Records excerpted from a collection:
________

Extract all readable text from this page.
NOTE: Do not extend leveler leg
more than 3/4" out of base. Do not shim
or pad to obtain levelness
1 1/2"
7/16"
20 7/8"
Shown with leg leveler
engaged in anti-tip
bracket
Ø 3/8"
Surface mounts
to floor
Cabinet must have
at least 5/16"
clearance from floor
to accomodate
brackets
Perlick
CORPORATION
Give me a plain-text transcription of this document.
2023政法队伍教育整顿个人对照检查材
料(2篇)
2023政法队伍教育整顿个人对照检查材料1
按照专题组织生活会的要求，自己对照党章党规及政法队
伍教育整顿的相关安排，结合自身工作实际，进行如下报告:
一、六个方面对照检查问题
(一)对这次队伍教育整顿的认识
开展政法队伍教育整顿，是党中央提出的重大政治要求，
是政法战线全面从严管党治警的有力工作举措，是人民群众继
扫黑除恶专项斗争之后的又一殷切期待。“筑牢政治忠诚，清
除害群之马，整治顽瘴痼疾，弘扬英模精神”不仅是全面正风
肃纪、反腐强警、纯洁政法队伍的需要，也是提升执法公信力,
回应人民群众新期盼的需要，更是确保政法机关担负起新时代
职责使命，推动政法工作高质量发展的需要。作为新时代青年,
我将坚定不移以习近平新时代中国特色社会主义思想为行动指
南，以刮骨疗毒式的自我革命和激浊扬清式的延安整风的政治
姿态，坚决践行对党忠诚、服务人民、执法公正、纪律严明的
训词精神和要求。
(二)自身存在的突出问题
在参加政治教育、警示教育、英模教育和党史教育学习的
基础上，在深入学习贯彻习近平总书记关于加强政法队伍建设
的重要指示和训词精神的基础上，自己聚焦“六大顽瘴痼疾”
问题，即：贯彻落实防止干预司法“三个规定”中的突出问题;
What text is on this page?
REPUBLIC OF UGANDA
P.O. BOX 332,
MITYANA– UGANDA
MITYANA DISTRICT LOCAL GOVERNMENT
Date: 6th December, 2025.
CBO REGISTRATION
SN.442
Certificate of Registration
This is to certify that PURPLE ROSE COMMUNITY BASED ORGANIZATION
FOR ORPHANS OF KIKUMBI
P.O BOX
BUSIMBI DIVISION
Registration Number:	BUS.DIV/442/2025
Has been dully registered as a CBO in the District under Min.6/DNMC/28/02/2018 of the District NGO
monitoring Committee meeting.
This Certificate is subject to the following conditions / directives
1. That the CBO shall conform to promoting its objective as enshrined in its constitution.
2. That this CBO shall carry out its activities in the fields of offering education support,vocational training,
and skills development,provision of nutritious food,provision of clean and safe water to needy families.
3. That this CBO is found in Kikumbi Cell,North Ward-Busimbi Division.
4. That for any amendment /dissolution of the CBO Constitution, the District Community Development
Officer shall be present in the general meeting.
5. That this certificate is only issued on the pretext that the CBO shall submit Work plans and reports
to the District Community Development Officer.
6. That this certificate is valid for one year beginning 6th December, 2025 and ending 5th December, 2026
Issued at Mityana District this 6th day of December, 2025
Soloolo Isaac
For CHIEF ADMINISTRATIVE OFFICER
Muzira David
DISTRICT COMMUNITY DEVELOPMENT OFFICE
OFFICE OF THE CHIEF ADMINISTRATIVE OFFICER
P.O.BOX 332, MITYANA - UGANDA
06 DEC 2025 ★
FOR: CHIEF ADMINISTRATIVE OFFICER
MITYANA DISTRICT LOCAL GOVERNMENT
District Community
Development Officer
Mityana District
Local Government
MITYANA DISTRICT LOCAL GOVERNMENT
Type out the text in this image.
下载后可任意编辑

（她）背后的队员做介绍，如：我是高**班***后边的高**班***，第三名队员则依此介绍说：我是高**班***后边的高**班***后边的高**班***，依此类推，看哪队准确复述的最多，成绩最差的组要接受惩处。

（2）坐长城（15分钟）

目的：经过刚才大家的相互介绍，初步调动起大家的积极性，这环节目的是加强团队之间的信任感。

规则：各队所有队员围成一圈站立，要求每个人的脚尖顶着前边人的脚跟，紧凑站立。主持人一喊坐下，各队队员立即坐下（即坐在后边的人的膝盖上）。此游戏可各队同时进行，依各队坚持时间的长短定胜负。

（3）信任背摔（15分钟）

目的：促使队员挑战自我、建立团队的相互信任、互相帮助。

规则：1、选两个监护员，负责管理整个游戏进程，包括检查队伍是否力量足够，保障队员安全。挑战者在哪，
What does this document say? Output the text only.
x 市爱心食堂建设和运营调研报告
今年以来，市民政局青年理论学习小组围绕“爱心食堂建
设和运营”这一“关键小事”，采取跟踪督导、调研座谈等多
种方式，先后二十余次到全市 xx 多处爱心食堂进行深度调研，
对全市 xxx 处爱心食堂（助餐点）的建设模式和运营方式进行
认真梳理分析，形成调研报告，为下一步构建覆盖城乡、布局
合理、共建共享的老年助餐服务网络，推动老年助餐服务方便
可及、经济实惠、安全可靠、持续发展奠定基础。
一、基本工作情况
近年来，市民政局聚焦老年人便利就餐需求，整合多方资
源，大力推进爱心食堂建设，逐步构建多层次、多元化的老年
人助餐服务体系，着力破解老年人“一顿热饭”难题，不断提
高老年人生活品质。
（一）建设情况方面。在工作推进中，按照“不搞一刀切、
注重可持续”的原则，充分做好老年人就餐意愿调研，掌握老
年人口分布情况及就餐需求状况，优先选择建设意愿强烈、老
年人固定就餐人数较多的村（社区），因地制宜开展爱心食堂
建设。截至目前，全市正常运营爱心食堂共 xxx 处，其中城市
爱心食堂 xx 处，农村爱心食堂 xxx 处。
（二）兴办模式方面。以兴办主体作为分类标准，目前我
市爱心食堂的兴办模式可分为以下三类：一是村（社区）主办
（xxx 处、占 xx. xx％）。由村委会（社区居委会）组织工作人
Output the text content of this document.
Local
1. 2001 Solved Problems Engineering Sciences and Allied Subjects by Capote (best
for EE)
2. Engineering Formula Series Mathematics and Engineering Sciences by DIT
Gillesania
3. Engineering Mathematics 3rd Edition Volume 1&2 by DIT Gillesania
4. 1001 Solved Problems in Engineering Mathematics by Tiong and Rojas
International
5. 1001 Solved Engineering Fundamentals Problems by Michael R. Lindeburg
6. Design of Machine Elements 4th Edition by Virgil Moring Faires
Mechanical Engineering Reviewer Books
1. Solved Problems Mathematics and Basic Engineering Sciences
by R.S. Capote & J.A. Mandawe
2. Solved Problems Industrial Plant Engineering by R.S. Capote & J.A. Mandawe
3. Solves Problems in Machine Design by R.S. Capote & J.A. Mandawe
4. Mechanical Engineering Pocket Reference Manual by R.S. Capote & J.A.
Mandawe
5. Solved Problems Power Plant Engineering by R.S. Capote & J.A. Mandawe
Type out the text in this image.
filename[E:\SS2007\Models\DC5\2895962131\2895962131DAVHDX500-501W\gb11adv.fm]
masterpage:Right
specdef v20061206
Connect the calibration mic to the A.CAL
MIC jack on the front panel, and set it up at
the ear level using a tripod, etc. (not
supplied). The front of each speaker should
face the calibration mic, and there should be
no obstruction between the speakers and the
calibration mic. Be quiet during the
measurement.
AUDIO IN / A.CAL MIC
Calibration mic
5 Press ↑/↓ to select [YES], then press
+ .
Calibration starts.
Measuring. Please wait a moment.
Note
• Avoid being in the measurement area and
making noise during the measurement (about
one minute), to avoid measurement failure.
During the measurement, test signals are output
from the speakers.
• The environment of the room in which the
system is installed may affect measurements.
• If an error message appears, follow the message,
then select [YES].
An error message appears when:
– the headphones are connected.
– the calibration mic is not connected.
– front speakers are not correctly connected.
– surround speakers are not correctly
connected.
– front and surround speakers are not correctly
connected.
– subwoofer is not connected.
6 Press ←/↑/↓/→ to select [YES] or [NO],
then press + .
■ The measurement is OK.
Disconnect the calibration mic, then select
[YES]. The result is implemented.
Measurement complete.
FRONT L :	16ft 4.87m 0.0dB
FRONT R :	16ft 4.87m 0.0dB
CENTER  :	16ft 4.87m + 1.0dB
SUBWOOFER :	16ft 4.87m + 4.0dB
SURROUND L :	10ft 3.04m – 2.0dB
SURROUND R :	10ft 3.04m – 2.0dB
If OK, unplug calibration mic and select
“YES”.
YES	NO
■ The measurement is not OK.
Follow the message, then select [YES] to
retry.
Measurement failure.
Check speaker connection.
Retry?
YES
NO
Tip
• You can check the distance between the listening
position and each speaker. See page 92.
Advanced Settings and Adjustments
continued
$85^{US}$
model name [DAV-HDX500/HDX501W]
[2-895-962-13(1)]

________

Copy out every line from the data above that has "Machine" in it.

6. Design of Machine Elements 4th Edition by Virgil Moring Faires
3. Solves Problems in Machine Design by R.S. Capote & J.A. Mandawe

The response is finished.